> **Data entries**:

##########

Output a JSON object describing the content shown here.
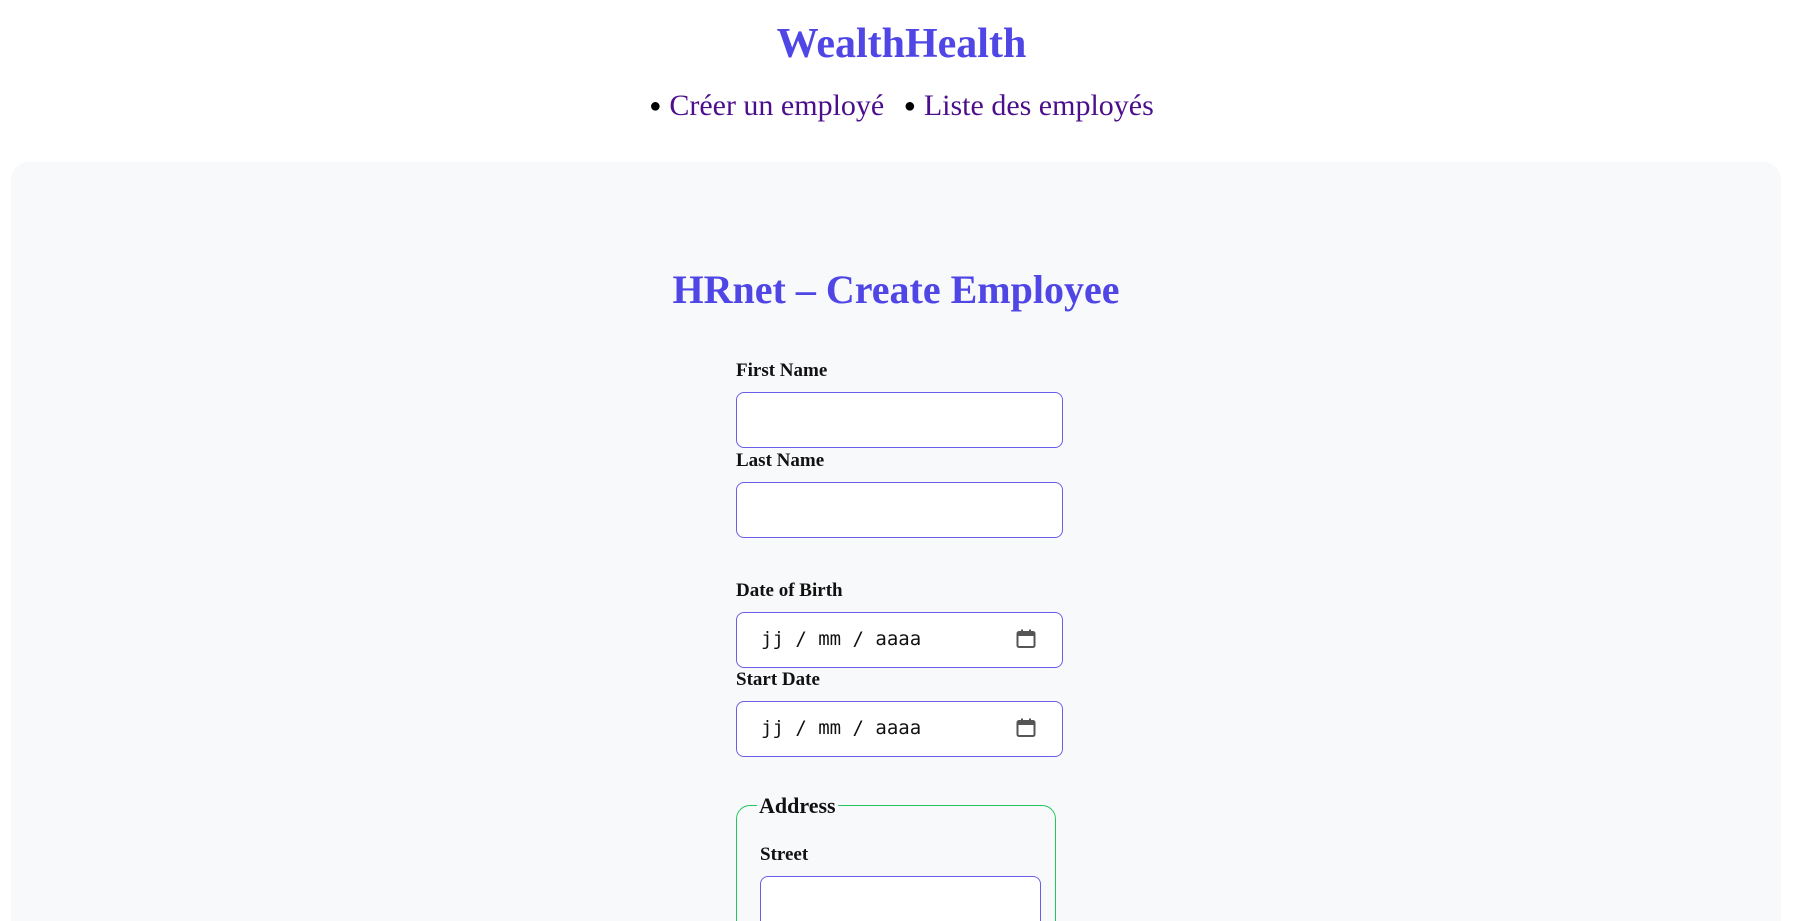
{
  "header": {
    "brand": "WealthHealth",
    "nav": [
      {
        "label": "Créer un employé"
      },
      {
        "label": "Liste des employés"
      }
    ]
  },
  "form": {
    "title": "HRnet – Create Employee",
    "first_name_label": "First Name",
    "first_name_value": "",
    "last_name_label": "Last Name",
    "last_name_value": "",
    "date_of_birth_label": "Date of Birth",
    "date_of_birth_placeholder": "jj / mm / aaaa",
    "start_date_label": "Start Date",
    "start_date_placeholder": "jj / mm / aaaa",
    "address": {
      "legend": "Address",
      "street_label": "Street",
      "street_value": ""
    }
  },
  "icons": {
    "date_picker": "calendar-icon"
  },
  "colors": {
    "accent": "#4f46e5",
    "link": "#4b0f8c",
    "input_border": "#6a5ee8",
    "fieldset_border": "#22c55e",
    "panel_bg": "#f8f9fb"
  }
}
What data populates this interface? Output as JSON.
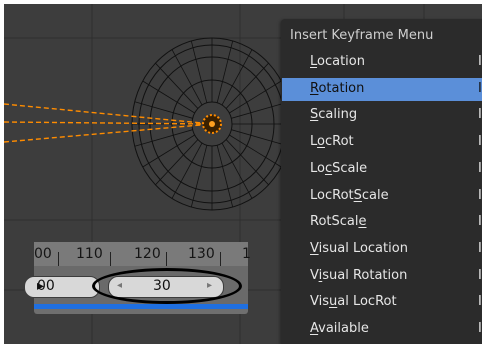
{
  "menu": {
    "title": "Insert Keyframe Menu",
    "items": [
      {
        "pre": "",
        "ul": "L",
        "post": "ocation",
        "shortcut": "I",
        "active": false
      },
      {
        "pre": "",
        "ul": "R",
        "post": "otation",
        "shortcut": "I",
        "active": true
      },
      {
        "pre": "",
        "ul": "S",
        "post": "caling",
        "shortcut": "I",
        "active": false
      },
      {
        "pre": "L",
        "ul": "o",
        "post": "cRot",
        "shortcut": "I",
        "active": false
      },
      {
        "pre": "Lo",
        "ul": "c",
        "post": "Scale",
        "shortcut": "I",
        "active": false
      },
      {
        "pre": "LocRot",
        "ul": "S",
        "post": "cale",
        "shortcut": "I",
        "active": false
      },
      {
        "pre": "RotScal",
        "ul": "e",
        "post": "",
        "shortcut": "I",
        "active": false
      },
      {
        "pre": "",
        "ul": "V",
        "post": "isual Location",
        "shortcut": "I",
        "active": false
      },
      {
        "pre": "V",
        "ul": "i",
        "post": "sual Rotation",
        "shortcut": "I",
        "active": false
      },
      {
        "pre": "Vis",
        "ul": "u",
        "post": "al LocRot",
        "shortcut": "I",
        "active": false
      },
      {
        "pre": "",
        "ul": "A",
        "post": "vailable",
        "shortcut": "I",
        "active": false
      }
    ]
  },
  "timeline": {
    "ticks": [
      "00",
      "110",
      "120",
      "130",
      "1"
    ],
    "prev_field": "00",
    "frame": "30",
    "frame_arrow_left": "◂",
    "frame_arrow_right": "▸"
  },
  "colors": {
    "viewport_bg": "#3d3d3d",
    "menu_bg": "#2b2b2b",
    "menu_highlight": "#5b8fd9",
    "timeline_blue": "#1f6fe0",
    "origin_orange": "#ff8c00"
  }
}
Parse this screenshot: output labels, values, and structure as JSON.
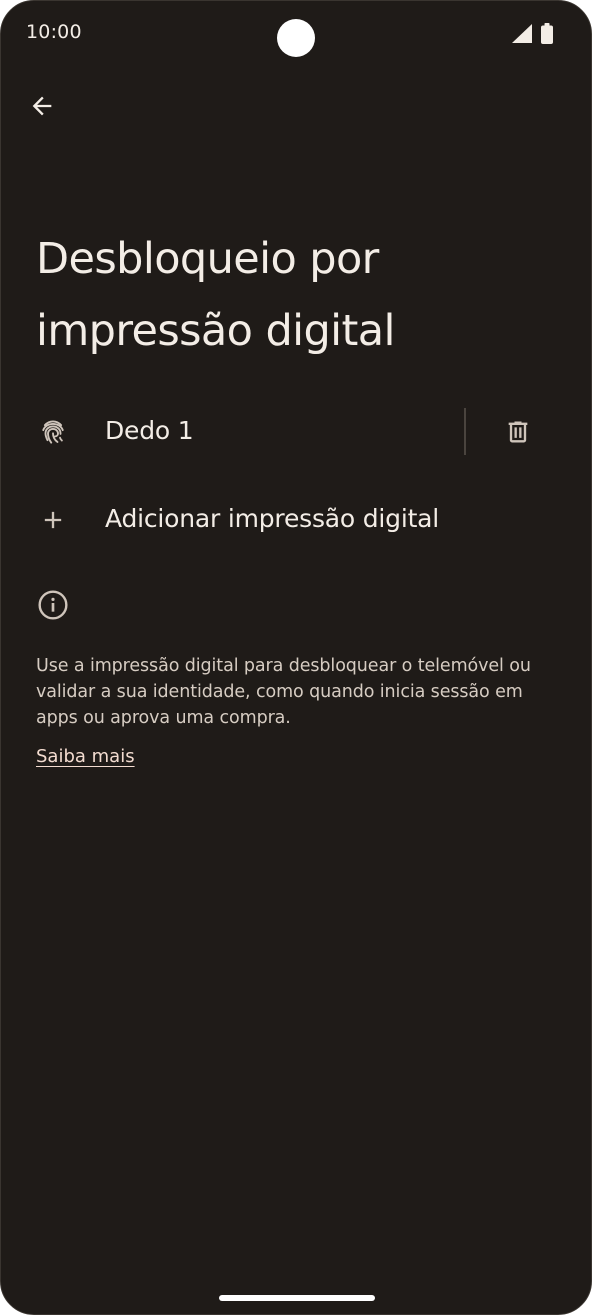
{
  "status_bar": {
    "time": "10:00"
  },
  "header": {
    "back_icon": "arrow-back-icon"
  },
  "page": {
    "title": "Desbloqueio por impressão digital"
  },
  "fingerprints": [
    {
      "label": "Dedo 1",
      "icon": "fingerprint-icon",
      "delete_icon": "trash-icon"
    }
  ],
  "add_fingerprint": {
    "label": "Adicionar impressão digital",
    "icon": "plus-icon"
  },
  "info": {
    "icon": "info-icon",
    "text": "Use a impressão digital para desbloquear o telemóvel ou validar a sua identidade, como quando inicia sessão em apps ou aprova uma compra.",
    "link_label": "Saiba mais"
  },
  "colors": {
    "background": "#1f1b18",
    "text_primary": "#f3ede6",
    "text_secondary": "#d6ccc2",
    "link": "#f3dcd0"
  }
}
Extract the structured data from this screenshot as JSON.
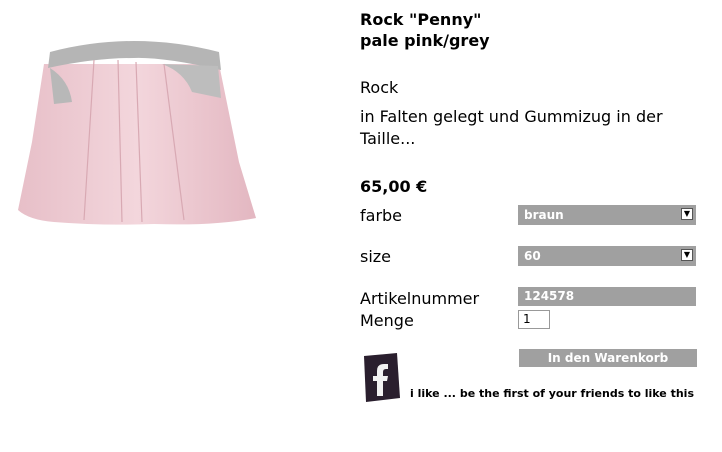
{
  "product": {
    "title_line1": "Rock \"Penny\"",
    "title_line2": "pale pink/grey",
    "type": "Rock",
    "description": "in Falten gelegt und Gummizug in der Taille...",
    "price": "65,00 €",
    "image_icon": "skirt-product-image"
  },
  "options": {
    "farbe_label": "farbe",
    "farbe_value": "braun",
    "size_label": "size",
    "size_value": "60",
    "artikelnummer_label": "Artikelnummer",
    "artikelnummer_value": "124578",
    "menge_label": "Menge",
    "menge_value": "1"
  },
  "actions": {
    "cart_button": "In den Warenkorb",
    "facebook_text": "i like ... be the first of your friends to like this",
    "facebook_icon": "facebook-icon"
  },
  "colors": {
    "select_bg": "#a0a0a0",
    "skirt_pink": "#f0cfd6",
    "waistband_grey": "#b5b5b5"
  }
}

##########

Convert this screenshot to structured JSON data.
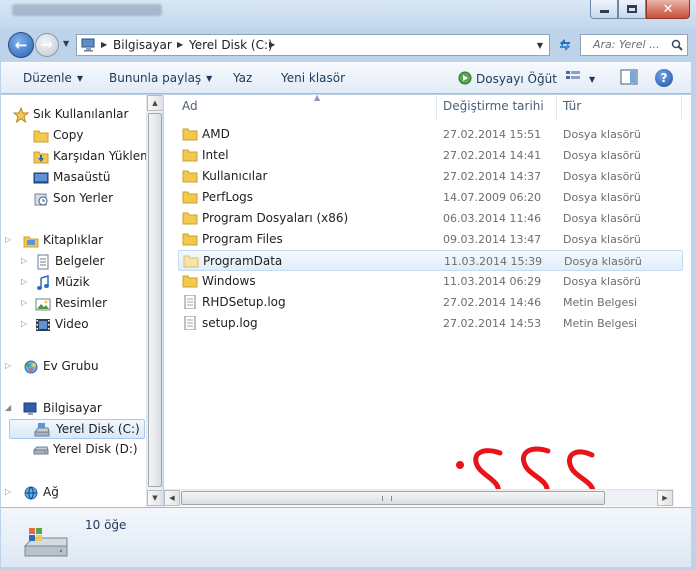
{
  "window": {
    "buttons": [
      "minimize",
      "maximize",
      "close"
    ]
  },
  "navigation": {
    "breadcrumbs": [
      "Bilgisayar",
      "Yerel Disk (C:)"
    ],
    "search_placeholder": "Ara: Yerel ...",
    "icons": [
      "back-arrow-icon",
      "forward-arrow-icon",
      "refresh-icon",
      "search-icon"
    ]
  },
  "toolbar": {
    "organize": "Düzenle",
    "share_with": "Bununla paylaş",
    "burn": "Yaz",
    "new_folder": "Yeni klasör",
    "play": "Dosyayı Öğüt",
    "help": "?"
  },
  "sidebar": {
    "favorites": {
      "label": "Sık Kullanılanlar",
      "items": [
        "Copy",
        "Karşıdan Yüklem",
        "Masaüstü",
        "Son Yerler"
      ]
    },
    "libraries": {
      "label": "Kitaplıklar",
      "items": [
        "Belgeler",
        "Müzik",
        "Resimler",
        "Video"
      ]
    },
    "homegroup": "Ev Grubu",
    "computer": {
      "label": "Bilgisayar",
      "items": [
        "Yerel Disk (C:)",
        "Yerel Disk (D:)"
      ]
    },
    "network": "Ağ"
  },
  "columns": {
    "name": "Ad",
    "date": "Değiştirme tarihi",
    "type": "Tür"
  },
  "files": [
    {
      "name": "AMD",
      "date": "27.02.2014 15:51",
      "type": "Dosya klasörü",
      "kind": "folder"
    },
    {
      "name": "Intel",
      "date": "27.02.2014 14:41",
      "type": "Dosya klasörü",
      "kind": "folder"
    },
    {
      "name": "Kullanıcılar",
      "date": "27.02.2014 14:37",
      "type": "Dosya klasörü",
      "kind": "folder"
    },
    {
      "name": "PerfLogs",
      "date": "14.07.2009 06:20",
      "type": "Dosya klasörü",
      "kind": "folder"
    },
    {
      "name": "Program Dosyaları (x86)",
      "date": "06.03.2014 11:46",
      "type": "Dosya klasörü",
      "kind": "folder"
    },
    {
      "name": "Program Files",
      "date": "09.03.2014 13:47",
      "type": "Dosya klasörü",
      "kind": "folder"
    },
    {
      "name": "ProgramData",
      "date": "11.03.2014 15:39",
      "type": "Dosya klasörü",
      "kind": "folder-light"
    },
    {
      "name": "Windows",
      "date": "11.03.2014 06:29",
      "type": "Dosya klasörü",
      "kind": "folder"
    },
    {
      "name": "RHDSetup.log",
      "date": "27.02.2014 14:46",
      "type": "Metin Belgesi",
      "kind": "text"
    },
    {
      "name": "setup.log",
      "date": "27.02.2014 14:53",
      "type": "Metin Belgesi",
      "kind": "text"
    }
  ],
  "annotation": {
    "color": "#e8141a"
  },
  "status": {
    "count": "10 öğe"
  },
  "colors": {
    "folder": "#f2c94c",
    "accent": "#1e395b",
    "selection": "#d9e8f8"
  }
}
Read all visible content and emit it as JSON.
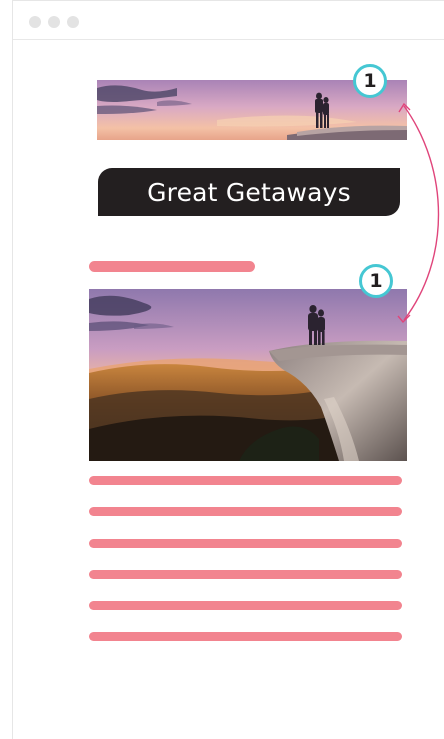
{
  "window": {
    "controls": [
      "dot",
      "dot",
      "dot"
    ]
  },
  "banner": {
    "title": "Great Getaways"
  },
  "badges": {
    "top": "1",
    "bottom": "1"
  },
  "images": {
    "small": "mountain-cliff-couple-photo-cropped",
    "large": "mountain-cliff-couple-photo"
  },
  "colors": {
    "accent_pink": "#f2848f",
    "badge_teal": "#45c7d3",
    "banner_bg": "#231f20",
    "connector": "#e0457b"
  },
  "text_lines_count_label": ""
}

##########

> **Problem description**: Tally every line of the listing that holds the string "product", then give the number by itself.

> **Completed task**: 2